# Data supplied
_ _ _

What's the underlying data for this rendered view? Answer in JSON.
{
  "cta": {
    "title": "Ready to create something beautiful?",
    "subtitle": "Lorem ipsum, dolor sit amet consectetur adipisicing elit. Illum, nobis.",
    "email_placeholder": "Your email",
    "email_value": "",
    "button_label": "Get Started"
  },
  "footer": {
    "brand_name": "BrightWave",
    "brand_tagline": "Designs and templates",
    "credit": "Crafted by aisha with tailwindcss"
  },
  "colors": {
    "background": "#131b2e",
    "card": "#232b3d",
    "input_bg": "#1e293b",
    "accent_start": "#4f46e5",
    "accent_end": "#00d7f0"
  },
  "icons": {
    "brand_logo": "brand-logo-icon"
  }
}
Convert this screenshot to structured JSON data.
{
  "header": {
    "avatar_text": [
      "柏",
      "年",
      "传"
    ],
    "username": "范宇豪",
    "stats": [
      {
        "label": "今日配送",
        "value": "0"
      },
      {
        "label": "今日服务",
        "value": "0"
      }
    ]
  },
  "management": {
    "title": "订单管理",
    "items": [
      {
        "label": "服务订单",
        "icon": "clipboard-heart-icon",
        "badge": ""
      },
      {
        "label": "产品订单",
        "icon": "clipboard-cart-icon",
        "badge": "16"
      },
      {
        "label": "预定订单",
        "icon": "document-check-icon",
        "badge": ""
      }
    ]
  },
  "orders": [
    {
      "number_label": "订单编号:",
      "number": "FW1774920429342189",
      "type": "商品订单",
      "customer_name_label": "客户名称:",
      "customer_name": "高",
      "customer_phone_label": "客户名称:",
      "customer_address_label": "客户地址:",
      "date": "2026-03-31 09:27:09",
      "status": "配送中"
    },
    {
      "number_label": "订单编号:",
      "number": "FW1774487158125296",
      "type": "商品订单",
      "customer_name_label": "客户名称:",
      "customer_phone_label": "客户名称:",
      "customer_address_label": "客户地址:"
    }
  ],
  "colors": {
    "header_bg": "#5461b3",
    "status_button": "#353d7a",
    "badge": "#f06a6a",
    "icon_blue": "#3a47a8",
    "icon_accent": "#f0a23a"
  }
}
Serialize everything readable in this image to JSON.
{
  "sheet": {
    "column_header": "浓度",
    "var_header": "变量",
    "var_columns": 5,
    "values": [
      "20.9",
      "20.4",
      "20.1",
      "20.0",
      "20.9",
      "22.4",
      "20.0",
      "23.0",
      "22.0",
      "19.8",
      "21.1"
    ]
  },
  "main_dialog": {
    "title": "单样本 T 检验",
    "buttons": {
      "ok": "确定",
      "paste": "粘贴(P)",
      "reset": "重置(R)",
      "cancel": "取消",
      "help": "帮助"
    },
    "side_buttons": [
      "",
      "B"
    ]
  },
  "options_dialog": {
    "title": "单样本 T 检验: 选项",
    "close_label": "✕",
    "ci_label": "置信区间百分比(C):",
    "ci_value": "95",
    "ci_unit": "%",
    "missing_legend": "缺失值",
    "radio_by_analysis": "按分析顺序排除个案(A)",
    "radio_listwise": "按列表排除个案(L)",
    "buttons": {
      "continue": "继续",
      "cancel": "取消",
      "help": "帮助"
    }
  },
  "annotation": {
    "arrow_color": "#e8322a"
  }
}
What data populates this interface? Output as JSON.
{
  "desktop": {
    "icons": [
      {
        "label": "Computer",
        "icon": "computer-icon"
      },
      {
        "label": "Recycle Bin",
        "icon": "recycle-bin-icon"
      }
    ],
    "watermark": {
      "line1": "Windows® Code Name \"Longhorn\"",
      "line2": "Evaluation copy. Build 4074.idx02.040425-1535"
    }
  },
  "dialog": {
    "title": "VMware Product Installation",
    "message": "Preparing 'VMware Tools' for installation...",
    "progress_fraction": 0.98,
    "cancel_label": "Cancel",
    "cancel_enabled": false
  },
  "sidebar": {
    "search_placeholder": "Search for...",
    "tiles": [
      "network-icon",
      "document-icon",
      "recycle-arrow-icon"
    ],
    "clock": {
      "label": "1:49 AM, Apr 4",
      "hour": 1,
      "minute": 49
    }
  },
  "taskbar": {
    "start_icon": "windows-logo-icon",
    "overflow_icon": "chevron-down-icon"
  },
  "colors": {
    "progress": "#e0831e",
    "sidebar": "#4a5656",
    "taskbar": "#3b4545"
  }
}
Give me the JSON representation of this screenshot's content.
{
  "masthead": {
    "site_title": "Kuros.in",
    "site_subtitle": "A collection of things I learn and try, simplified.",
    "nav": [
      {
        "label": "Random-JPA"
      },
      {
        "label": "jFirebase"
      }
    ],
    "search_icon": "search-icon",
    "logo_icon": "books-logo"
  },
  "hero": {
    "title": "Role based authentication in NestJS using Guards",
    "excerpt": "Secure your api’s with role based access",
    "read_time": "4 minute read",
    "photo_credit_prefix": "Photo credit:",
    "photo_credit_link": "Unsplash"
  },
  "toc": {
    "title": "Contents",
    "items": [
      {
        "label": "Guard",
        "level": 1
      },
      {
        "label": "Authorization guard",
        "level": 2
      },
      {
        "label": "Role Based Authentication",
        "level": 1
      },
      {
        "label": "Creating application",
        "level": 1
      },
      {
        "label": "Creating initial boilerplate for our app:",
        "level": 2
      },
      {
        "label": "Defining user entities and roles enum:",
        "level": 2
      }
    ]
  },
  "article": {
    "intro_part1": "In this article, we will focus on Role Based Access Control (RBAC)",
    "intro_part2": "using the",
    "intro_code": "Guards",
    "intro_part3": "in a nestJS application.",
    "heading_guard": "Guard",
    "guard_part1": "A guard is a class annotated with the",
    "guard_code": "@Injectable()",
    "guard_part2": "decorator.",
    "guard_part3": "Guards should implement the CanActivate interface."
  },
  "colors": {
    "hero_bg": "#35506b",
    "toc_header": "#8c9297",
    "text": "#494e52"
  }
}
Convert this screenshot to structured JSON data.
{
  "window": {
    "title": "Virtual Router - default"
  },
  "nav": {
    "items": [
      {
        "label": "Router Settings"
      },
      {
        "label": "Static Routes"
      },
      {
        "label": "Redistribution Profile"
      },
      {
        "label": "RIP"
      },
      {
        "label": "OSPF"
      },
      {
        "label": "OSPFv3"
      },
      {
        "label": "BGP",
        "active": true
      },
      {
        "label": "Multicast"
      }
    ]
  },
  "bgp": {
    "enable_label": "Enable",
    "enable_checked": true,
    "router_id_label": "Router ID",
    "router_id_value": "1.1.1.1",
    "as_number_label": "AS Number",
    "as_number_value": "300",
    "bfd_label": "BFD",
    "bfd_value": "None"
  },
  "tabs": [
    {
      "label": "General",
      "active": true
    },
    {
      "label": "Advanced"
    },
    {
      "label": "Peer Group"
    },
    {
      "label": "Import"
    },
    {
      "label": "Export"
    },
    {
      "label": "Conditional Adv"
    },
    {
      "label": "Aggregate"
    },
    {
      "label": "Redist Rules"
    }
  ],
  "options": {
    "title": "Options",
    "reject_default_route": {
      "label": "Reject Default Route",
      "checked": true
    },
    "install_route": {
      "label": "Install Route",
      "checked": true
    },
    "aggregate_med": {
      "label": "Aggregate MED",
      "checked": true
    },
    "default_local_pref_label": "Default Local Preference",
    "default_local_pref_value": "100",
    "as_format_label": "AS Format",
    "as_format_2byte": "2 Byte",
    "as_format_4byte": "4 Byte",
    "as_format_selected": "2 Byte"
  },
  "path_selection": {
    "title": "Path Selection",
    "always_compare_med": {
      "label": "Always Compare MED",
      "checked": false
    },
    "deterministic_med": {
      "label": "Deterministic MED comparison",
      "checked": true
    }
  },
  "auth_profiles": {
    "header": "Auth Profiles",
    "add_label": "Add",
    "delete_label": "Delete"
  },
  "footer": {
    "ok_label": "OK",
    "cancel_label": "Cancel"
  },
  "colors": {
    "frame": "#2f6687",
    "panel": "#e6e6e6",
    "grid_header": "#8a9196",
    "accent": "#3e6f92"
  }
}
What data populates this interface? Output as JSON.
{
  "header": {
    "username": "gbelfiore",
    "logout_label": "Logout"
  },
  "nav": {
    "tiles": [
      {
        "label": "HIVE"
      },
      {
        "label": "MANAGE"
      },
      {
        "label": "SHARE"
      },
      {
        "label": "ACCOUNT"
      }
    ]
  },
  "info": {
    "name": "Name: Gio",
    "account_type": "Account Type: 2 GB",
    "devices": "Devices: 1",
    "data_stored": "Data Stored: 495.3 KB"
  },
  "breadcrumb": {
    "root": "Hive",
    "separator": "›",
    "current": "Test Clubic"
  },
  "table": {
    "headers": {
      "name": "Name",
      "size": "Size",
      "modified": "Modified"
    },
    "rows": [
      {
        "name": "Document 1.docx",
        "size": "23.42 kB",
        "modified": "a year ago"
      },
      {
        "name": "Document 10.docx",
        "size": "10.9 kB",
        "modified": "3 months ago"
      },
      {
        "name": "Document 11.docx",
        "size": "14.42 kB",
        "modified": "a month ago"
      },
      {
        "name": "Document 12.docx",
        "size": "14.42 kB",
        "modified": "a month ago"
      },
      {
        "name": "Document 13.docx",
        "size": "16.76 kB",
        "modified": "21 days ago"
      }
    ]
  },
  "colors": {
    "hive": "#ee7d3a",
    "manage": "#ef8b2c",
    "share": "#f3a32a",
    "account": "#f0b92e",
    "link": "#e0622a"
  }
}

_ _ _

What is the number of lines in the listing above that contain the string "JSON"? Give only the number.

7